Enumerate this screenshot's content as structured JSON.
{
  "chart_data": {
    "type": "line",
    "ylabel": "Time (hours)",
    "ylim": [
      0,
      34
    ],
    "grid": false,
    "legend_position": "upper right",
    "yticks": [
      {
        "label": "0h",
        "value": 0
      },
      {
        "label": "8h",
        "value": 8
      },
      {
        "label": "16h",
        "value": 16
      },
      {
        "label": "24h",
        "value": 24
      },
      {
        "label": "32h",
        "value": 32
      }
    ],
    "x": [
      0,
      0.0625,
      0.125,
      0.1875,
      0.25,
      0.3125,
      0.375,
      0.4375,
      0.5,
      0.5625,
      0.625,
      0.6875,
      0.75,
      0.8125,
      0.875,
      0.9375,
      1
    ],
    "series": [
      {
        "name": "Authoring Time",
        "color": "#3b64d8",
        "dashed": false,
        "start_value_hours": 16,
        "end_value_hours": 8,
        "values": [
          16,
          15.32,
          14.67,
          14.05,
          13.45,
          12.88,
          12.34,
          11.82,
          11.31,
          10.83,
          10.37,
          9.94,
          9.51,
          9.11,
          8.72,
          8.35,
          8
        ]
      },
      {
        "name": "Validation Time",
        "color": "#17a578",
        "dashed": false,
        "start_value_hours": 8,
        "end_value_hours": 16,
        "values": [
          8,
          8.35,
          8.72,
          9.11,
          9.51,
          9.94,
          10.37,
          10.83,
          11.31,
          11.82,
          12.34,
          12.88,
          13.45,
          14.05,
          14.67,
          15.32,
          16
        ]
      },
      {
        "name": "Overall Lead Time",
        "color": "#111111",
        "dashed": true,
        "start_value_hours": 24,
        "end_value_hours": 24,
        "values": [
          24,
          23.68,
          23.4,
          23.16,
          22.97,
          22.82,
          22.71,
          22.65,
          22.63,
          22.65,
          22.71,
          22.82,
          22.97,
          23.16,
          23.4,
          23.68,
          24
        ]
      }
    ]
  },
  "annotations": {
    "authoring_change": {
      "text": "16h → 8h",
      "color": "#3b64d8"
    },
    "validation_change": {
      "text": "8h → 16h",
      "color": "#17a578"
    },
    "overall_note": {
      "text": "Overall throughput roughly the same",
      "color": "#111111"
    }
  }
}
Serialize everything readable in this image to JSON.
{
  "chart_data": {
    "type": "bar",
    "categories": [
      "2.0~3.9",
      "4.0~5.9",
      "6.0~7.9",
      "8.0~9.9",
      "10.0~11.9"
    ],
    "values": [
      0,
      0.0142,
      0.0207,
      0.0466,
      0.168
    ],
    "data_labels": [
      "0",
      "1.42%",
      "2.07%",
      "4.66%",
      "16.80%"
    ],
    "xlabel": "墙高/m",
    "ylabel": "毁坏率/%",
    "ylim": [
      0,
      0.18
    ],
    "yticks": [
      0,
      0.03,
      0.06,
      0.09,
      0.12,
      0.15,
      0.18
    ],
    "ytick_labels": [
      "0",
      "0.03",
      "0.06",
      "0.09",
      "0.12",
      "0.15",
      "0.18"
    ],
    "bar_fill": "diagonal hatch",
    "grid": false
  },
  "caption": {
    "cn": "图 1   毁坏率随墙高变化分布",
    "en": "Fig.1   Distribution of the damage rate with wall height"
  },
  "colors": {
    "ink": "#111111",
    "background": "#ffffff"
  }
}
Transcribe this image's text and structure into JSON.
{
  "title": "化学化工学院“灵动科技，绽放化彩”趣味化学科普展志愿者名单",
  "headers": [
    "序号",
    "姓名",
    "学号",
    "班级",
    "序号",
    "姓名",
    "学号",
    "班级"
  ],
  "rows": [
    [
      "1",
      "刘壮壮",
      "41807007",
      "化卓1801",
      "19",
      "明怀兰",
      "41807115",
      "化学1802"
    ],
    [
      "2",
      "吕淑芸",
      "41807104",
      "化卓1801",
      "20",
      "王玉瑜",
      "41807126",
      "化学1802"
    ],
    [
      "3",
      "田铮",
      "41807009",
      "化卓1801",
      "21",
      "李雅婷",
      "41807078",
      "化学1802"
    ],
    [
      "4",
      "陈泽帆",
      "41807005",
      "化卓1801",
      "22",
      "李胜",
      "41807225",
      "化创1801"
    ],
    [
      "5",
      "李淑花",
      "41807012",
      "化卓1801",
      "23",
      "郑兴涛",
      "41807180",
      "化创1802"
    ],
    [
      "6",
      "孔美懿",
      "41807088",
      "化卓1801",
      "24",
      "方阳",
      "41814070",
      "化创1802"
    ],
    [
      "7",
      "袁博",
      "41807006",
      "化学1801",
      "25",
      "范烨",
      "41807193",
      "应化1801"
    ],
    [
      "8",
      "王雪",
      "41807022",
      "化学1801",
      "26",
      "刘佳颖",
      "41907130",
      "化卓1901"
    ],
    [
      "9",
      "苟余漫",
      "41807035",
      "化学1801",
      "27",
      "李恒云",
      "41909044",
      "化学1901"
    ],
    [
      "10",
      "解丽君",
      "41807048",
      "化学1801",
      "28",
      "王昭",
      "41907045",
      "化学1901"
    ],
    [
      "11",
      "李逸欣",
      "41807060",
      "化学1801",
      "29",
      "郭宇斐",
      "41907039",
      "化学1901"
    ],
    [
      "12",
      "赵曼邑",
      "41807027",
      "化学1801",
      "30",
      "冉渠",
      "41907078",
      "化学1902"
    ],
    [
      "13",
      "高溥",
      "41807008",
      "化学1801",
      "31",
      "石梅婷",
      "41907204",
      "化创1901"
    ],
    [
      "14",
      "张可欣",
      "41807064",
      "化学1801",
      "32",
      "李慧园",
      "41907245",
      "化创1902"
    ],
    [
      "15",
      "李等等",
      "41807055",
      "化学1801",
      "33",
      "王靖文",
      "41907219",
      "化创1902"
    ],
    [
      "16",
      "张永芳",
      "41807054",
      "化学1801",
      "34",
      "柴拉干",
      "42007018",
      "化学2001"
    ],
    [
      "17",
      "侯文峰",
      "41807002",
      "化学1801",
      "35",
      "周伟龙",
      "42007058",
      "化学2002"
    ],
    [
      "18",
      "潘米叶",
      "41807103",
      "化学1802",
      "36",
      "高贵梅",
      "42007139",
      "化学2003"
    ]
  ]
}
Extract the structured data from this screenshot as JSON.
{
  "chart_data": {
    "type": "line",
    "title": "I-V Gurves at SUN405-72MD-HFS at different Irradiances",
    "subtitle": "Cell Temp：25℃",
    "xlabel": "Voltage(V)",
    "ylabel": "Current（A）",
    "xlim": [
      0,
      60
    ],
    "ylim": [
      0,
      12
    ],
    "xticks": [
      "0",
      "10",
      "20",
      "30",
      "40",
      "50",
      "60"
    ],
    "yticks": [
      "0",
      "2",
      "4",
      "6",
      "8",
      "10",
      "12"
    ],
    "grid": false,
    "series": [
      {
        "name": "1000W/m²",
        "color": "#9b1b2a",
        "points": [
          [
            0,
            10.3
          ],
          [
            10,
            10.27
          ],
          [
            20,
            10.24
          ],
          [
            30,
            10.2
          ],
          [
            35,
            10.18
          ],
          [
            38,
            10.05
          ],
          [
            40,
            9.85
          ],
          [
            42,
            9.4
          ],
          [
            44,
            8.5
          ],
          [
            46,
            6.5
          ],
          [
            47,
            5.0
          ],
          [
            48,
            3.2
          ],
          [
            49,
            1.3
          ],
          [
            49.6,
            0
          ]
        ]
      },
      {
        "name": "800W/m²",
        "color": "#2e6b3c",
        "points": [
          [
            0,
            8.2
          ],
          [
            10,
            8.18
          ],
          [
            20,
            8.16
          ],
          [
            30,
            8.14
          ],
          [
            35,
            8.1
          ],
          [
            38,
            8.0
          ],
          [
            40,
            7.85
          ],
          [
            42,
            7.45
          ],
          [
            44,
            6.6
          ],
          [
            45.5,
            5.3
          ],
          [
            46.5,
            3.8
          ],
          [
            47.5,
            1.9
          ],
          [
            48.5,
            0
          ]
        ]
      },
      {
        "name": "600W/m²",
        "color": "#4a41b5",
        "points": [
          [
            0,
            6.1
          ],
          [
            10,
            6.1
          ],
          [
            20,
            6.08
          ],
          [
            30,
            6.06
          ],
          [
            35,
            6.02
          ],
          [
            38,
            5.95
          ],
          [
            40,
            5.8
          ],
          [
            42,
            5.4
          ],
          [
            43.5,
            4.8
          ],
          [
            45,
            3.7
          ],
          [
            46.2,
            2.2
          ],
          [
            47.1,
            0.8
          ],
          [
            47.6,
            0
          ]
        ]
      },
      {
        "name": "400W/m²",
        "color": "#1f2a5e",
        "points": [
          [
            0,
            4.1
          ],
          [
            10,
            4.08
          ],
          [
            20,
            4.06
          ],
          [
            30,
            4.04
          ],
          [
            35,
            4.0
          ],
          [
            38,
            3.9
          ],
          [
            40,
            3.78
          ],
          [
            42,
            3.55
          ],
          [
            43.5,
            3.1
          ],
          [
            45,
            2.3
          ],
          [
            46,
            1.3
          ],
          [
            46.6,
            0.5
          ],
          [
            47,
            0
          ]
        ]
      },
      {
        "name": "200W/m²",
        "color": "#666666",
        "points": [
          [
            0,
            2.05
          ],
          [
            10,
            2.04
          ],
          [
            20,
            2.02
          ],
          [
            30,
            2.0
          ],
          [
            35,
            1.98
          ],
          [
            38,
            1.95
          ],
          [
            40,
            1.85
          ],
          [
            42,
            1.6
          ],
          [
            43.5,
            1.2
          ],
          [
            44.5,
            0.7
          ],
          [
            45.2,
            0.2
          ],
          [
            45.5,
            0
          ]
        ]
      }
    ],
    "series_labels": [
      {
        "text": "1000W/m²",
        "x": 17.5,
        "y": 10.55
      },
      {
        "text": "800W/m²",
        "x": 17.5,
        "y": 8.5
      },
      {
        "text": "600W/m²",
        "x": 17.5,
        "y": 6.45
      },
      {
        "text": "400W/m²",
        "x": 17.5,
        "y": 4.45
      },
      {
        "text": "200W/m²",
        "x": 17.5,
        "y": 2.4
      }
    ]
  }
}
◇ ◇ ◇ ◇ ◇ ◇ ◇
§ **EXERCISE TASK**
Of the lines in the records, determine how many contain the word "this", and report that number alone.

§ **PROBLEM SOLUTION**
4